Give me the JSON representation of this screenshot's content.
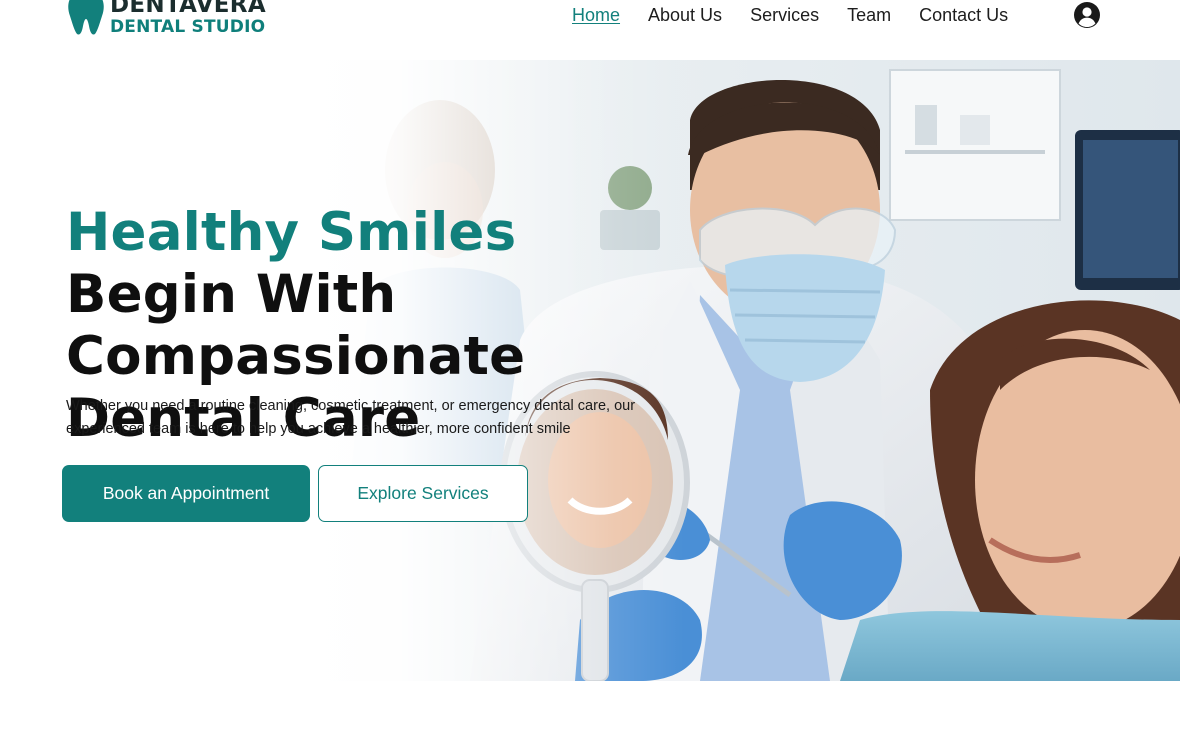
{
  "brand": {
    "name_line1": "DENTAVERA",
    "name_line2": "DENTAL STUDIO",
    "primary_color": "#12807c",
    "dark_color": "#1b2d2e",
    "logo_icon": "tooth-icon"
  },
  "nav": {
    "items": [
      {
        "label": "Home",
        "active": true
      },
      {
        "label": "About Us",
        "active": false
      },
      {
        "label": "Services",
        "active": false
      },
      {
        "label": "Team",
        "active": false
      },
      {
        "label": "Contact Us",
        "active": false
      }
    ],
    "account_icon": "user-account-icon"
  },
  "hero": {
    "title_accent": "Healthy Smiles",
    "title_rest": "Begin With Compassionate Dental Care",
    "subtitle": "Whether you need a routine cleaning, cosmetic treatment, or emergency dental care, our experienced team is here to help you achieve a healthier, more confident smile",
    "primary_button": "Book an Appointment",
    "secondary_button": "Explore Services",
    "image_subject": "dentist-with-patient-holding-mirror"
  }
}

━━━━━━━━━━━━━━━━━━━━

## Stated goal
Every record above should be written out again exactly; the pictures stay out of the copy.

## Solution
Give me the JSON representation of this screenshot's content.
{
  "brand": {
    "name_line1": "DENTAVERA",
    "name_line2": "DENTAL STUDIO",
    "primary_color": "#12807c",
    "dark_color": "#1b2d2e",
    "logo_icon": "tooth-icon"
  },
  "nav": {
    "items": [
      {
        "label": "Home",
        "active": true
      },
      {
        "label": "About Us",
        "active": false
      },
      {
        "label": "Services",
        "active": false
      },
      {
        "label": "Team",
        "active": false
      },
      {
        "label": "Contact Us",
        "active": false
      }
    ],
    "account_icon": "user-account-icon"
  },
  "hero": {
    "title_accent": "Healthy Smiles",
    "title_rest": "Begin With Compassionate Dental Care",
    "subtitle": "Whether you need a routine cleaning, cosmetic treatment, or emergency dental care, our experienced team is here to help you achieve a healthier, more confident smile",
    "primary_button": "Book an Appointment",
    "secondary_button": "Explore Services",
    "image_subject": "dentist-with-patient-holding-mirror"
  }
}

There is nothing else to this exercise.